Dataset excerpts:
============
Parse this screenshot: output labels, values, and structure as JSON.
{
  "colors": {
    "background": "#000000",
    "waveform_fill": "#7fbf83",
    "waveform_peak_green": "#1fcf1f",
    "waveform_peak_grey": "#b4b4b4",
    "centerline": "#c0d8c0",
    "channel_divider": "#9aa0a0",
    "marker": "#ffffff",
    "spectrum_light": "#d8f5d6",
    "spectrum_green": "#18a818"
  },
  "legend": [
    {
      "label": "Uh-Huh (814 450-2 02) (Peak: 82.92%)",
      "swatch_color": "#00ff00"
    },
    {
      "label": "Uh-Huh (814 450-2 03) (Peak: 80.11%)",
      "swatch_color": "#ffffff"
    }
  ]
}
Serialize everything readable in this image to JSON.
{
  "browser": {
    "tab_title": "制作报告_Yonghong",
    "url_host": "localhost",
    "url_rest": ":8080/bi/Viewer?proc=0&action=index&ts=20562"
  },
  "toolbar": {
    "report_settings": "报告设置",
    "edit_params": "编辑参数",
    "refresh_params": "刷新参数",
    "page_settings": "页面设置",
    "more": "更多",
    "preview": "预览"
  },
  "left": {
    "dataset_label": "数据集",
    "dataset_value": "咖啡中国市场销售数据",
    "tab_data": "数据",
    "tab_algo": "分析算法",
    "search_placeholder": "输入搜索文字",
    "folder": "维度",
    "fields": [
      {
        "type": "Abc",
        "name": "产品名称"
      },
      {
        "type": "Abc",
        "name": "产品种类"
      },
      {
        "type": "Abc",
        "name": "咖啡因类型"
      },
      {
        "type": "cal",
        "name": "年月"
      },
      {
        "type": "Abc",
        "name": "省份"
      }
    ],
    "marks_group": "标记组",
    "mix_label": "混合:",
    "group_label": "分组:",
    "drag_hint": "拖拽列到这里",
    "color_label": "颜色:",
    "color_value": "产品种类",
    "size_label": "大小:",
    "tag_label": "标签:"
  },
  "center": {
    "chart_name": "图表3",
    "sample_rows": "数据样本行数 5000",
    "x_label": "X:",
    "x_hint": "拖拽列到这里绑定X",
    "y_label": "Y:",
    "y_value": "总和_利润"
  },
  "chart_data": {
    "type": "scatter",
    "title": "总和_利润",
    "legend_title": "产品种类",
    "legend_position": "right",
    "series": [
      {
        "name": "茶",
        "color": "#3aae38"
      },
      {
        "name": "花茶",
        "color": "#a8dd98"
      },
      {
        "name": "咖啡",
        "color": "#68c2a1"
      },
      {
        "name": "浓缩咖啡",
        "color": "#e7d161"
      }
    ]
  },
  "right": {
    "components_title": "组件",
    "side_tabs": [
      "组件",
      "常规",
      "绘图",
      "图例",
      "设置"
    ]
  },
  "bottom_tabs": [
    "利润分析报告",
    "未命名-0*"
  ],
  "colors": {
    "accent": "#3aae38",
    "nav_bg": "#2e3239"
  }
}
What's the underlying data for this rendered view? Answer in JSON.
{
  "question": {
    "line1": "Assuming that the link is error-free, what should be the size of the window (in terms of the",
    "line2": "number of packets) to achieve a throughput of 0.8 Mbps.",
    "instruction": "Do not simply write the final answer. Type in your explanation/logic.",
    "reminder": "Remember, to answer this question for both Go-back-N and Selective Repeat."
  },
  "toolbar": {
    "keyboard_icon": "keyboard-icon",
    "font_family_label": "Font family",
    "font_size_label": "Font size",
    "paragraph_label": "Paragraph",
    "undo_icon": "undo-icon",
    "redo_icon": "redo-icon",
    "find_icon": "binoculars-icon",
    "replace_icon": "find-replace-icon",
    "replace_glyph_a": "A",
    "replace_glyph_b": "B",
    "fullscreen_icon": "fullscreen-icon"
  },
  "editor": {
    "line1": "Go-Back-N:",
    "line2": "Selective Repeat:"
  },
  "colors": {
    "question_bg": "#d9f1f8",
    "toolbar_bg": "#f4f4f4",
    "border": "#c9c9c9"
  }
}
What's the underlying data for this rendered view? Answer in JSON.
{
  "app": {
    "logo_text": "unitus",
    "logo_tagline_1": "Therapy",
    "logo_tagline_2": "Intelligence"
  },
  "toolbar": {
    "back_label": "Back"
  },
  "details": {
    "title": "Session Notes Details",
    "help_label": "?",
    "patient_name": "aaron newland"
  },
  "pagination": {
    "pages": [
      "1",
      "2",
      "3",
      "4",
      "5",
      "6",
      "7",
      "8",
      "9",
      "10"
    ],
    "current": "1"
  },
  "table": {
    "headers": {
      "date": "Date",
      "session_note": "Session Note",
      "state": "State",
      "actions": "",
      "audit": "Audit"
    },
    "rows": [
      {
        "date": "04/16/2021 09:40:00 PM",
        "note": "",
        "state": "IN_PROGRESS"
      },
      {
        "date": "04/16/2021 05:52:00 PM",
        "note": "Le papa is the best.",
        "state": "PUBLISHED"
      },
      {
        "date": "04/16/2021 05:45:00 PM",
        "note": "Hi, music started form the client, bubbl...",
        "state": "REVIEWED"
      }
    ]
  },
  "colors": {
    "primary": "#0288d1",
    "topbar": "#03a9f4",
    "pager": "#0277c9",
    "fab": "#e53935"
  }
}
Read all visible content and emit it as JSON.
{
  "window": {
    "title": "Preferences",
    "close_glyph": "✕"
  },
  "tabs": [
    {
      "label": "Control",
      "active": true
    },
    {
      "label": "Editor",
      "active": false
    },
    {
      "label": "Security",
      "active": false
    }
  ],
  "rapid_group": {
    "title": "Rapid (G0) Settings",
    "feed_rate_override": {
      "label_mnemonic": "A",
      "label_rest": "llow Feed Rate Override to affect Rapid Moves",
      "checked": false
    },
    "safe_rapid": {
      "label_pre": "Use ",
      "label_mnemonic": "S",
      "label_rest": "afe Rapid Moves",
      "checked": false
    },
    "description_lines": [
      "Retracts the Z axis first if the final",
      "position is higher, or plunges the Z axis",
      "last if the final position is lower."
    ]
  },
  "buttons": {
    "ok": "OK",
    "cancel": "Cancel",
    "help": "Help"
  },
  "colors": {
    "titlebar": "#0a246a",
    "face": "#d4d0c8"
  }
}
============
> WORK INSTRUCTIONS: Reproduce the listing shown above in its entirety, exactly.

> RIGHT ANSWER:
Parse this screenshot: output labels, values, and structure as JSON.
{
  "colors": {
    "background": "#000000",
    "waveform_fill": "#7fbf83",
    "waveform_peak_green": "#1fcf1f",
    "waveform_peak_grey": "#b4b4b4",
    "centerline": "#c0d8c0",
    "channel_divider": "#9aa0a0",
    "marker": "#ffffff",
    "spectrum_light": "#d8f5d6",
    "spectrum_green": "#18a818"
  },
  "legend": [
    {
      "label": "Uh-Huh (814 450-2 02) (Peak: 82.92%)",
      "swatch_color": "#00ff00"
    },
    {
      "label": "Uh-Huh (814 450-2 03) (Peak: 80.11%)",
      "swatch_color": "#ffffff"
    }
  ]
}
Serialize everything readable in this image to JSON.
{
  "browser": {
    "tab_title": "制作报告_Yonghong",
    "url_host": "localhost",
    "url_rest": ":8080/bi/Viewer?proc=0&action=index&ts=20562"
  },
  "toolbar": {
    "report_settings": "报告设置",
    "edit_params": "编辑参数",
    "refresh_params": "刷新参数",
    "page_settings": "页面设置",
    "more": "更多",
    "preview": "预览"
  },
  "left": {
    "dataset_label": "数据集",
    "dataset_value": "咖啡中国市场销售数据",
    "tab_data": "数据",
    "tab_algo": "分析算法",
    "search_placeholder": "输入搜索文字",
    "folder": "维度",
    "fields": [
      {
        "type": "Abc",
        "name": "产品名称"
      },
      {
        "type": "Abc",
        "name": "产品种类"
      },
      {
        "type": "Abc",
        "name": "咖啡因类型"
      },
      {
        "type": "cal",
        "name": "年月"
      },
      {
        "type": "Abc",
        "name": "省份"
      }
    ],
    "marks_group": "标记组",
    "mix_label": "混合:",
    "group_label": "分组:",
    "drag_hint": "拖拽列到这里",
    "color_label": "颜色:",
    "color_value": "产品种类",
    "size_label": "大小:",
    "tag_label": "标签:"
  },
  "center": {
    "chart_name": "图表3",
    "sample_rows": "数据样本行数 5000",
    "x_label": "X:",
    "x_hint": "拖拽列到这里绑定X",
    "y_label": "Y:",
    "y_value": "总和_利润"
  },
  "chart_data": {
    "type": "scatter",
    "title": "总和_利润",
    "legend_title": "产品种类",
    "legend_position": "right",
    "series": [
      {
        "name": "茶",
        "color": "#3aae38"
      },
      {
        "name": "花茶",
        "color": "#a8dd98"
      },
      {
        "name": "咖啡",
        "color": "#68c2a1"
      },
      {
        "name": "浓缩咖啡",
        "color": "#e7d161"
      }
    ]
  },
  "right": {
    "components_title": "组件",
    "side_tabs": [
      "组件",
      "常规",
      "绘图",
      "图例",
      "设置"
    ]
  },
  "bottom_tabs": [
    "利润分析报告",
    "未命名-0*"
  ],
  "colors": {
    "accent": "#3aae38",
    "nav_bg": "#2e3239"
  }
}
What's the underlying data for this rendered view? Answer in JSON.
{
  "question": {
    "line1": "Assuming that the link is error-free, what should be the size of the window (in terms of the",
    "line2": "number of packets) to achieve a throughput of 0.8 Mbps.",
    "instruction": "Do not simply write the final answer. Type in your explanation/logic.",
    "reminder": "Remember, to answer this question for both Go-back-N and Selective Repeat."
  },
  "toolbar": {
    "keyboard_icon": "keyboard-icon",
    "font_family_label": "Font family",
    "font_size_label": "Font size",
    "paragraph_label": "Paragraph",
    "undo_icon": "undo-icon",
    "redo_icon": "redo-icon",
    "find_icon": "binoculars-icon",
    "replace_icon": "find-replace-icon",
    "replace_glyph_a": "A",
    "replace_glyph_b": "B",
    "fullscreen_icon": "fullscreen-icon"
  },
  "editor": {
    "line1": "Go-Back-N:",
    "line2": "Selective Repeat:"
  },
  "colors": {
    "question_bg": "#d9f1f8",
    "toolbar_bg": "#f4f4f4",
    "border": "#c9c9c9"
  }
}
What's the underlying data for this rendered view? Answer in JSON.
{
  "app": {
    "logo_text": "unitus",
    "logo_tagline_1": "Therapy",
    "logo_tagline_2": "Intelligence"
  },
  "toolbar": {
    "back_label": "Back"
  },
  "details": {
    "title": "Session Notes Details",
    "help_label": "?",
    "patient_name": "aaron newland"
  },
  "pagination": {
    "pages": [
      "1",
      "2",
      "3",
      "4",
      "5",
      "6",
      "7",
      "8",
      "9",
      "10"
    ],
    "current": "1"
  },
  "table": {
    "headers": {
      "date": "Date",
      "session_note": "Session Note",
      "state": "State",
      "actions": "",
      "audit": "Audit"
    },
    "rows": [
      {
        "date": "04/16/2021 09:40:00 PM",
        "note": "",
        "state": "IN_PROGRESS"
      },
      {
        "date": "04/16/2021 05:52:00 PM",
        "note": "Le papa is the best.",
        "state": "PUBLISHED"
      },
      {
        "date": "04/16/2021 05:45:00 PM",
        "note": "Hi, music started form the client, bubbl...",
        "state": "REVIEWED"
      }
    ]
  },
  "colors": {
    "primary": "#0288d1",
    "topbar": "#03a9f4",
    "pager": "#0277c9",
    "fab": "#e53935"
  }
}
Read all visible content and emit it as JSON.
{
  "window": {
    "title": "Preferences",
    "close_glyph": "✕"
  },
  "tabs": [
    {
      "label": "Control",
      "active": true
    },
    {
      "label": "Editor",
      "active": false
    },
    {
      "label": "Security",
      "active": false
    }
  ],
  "rapid_group": {
    "title": "Rapid (G0) Settings",
    "feed_rate_override": {
      "label_mnemonic": "A",
      "label_rest": "llow Feed Rate Override to affect Rapid Moves",
      "checked": false
    },
    "safe_rapid": {
      "label_pre": "Use ",
      "label_mnemonic": "S",
      "label_rest": "afe Rapid Moves",
      "checked": false
    },
    "description_lines": [
      "Retracts the Z axis first if the final",
      "position is higher, or plunges the Z axis",
      "last if the final position is lower."
    ]
  },
  "buttons": {
    "ok": "OK",
    "cancel": "Cancel",
    "help": "Help"
  },
  "colors": {
    "titlebar": "#0a246a",
    "face": "#d4d0c8"
  }
}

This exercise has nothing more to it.